(Records that describe figures)
____

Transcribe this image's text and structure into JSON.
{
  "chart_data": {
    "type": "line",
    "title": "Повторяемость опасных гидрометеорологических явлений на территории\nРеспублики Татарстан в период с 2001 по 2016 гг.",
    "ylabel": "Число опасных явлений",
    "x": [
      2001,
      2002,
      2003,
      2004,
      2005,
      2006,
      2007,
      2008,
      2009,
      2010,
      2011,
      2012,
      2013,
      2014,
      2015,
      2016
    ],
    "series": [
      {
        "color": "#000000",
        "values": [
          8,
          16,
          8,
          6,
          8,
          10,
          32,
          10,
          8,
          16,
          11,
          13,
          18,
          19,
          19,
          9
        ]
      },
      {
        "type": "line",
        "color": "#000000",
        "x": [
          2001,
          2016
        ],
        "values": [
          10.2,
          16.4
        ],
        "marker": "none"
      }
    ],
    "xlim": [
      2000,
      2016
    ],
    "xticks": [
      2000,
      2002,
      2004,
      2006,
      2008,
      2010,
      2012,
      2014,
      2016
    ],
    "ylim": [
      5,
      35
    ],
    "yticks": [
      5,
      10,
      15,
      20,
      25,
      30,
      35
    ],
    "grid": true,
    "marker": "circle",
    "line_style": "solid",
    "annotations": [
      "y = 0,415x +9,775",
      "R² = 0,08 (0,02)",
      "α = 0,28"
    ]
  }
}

____

■ Work to do ■
Go through the listing and copy all of it exactly.

■ Exercise result ■
Transcribe this image's text and structure into JSON.
{
  "chart_data": {
    "type": "line",
    "title": "Повторяемость опасных гидрометеорологических явлений на территории\nРеспублики Татарстан в период с 2001 по 2016 гг.",
    "ylabel": "Число опасных явлений",
    "x": [
      2001,
      2002,
      2003,
      2004,
      2005,
      2006,
      2007,
      2008,
      2009,
      2010,
      2011,
      2012,
      2013,
      2014,
      2015,
      2016
    ],
    "series": [
      {
        "color": "#000000",
        "values": [
          8,
          16,
          8,
          6,
          8,
          10,
          32,
          10,
          8,
          16,
          11,
          13,
          18,
          19,
          19,
          9
        ]
      },
      {
        "type": "line",
        "color": "#000000",
        "x": [
          2001,
          2016
        ],
        "values": [
          10.2,
          16.4
        ],
        "marker": "none"
      }
    ],
    "xlim": [
      2000,
      2016
    ],
    "xticks": [
      2000,
      2002,
      2004,
      2006,
      2008,
      2010,
      2012,
      2014,
      2016
    ],
    "ylim": [
      5,
      35
    ],
    "yticks": [
      5,
      10,
      15,
      20,
      25,
      30,
      35
    ],
    "grid": true,
    "marker": "circle",
    "line_style": "solid",
    "annotations": [
      "y = 0,415x +9,775",
      "R² = 0,08 (0,02)",
      "α = 0,28"
    ]
  }
}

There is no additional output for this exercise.